Records contained in a dataset:
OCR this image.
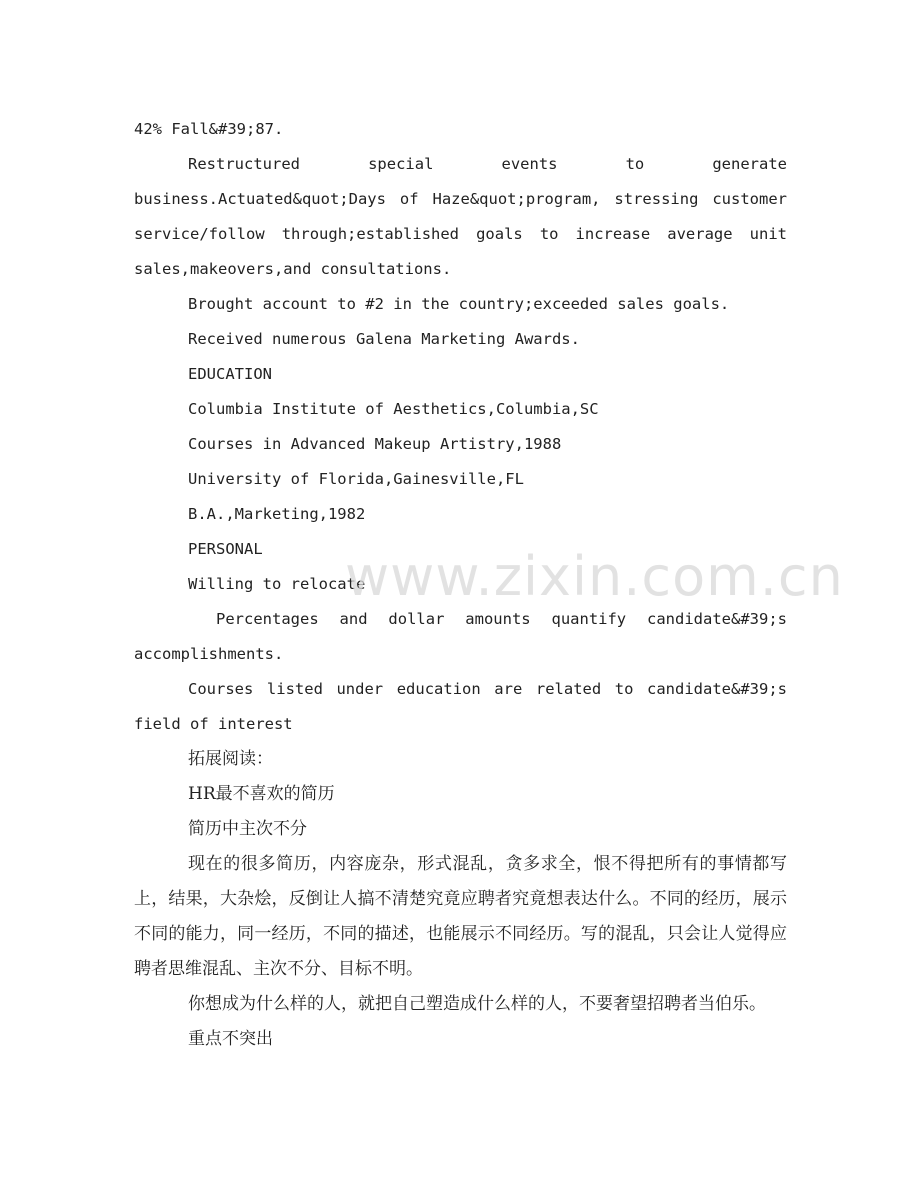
42% Fall&#39;87.

Restructured special events to generate business.Actuated&quot;Days of Haze&quot;program, stressing customer service/follow through;established goals to increase average unit sales,makeovers,and consultations.

Brought account to #2 in the country;exceeded sales goals.

Received numerous Galena Marketing Awards.

EDUCATION

Columbia Institute of Aesthetics,Columbia,SC

Courses in Advanced Makeup Artistry,1988

University of Florida,Gainesville,FL

B.A.,Marketing,1982

PERSONAL

Willing to relocate

Percentages and dollar amounts quantify candidate&#39;s accomplishments.

Courses listed under education are related to candidate&#39;s field of interest

拓展阅读：

HR最不喜欢的简历

简历中主次不分

现在的很多简历，内容庞杂，形式混乱，贪多求全，恨不得把所有的事情都写上，结果，大杂烩，反倒让人搞不清楚究竟应聘者究竟想表达什么。不同的经历，展示不同的能力，同一经历，不同的描述，也能展示不同经历。写的混乱，只会让人觉得应聘者思维混乱、主次不分、目标不明。

你想成为什么样的人，就把自己塑造成什么样的人，不要奢望招聘者当伯乐。

重点不突出

www.zixin.com.cn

> [WORK REQUIRED] Reproduce the data above in full, exactly as it is, with the pictures left out.

> [SOLUTION FOR THIS EXERCISE]
OCR this image.
42% Fall&#39;87.

Restructured special events to generate business.Actuated&quot;Days of Haze&quot;program, stressing customer service/follow through;established goals to increase average unit sales,makeovers,and consultations.

Brought account to #2 in the country;exceeded sales goals.

Received numerous Galena Marketing Awards.

EDUCATION

Columbia Institute of Aesthetics,Columbia,SC

Courses in Advanced Makeup Artistry,1988

University of Florida,Gainesville,FL

B.A.,Marketing,1982

PERSONAL

Willing to relocate

Percentages and dollar amounts quantify candidate&#39;s accomplishments.

Courses listed under education are related to candidate&#39;s field of interest

拓展阅读：

HR最不喜欢的简历

简历中主次不分

现在的很多简历，内容庞杂，形式混乱，贪多求全，恨不得把所有的事情都写上，结果，大杂烩，反倒让人搞不清楚究竟应聘者究竟想表达什么。不同的经历，展示不同的能力，同一经历，不同的描述，也能展示不同经历。写的混乱，只会让人觉得应聘者思维混乱、主次不分、目标不明。

你想成为什么样的人，就把自己塑造成什么样的人，不要奢望招聘者当伯乐。

重点不突出

www.zixin.com.cn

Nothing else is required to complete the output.